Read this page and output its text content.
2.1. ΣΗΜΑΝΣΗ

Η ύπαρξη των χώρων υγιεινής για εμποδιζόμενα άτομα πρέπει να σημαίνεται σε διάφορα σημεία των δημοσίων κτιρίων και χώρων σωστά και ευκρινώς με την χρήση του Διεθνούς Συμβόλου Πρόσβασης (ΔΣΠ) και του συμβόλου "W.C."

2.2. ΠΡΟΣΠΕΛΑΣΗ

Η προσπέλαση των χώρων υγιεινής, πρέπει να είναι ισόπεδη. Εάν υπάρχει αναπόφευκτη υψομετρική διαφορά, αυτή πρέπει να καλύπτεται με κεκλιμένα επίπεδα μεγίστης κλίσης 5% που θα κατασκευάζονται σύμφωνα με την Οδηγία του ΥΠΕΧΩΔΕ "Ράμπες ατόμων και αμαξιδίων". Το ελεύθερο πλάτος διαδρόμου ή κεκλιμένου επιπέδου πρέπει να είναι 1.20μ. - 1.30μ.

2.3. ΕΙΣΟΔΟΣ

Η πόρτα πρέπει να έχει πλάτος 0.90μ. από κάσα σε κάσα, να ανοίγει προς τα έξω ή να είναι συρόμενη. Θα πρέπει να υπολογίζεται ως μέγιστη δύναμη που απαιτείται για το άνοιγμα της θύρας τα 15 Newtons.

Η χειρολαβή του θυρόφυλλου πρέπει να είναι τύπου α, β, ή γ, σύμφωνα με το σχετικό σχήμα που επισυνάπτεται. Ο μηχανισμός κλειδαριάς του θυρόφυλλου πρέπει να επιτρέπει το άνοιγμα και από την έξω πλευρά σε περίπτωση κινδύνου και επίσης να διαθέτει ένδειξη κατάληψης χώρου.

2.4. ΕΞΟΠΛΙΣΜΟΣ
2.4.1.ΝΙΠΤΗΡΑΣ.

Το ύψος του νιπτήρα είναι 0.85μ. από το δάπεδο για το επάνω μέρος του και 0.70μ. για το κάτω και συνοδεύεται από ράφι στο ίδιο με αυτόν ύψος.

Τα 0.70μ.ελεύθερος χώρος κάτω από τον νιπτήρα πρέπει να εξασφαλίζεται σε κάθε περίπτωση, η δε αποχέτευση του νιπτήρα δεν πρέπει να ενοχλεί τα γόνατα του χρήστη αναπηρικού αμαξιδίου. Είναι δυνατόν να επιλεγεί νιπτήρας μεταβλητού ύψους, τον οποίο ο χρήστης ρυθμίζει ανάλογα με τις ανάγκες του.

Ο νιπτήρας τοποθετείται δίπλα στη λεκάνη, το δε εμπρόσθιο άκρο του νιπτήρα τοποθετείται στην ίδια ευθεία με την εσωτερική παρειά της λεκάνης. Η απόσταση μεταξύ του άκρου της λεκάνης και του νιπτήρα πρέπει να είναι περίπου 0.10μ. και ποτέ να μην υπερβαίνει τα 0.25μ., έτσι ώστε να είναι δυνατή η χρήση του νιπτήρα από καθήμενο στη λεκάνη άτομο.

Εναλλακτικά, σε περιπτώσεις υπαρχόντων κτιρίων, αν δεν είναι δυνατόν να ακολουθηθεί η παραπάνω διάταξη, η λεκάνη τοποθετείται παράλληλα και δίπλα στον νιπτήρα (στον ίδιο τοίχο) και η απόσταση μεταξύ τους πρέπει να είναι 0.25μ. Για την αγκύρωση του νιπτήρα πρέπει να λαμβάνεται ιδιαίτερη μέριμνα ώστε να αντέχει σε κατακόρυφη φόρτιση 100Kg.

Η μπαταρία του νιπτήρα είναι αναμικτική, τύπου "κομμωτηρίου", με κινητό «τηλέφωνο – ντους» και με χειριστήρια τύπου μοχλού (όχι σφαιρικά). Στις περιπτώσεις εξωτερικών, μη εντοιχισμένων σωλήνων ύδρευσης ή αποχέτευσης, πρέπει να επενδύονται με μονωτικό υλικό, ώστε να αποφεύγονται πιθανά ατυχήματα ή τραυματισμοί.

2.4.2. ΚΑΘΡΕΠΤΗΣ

→ **Problem**
Go through the material line by line. Show each line that contains the string "κτιρίων".

→ **Exercise result**
Η ύπαρξη των χώρων υγιεινής για εμποδιζόμενα άτομα πρέπει να σημαίνεται σε διάφορα σημεία των δημοσίων κτιρίων και χώρων σωστά και ευκρινώς με την χρήση του Διεθνούς Συμβόλου Πρόσβασης (ΔΣΠ) και του συμβόλου "W.C."
Εναλλακτικά, σε περιπτώσεις υπαρχόντων κτιρίων, αν δεν είναι δυνατόν να ακολουθηθεί η παραπάνω διάταξη, η λεκάνη τοποθετείται παράλληλα και δίπλα στον νιπτήρα (στον ίδιο τοίχο) και η απόσταση μεταξύ τους πρέπει να είναι 0.25μ. Για την αγκύρωση του νιπτήρα πρέπει να λαμβάνεται ιδιαίτερη μέριμνα ώστε να αντέχει σε κατακόρυφη φόρτιση 100Kg.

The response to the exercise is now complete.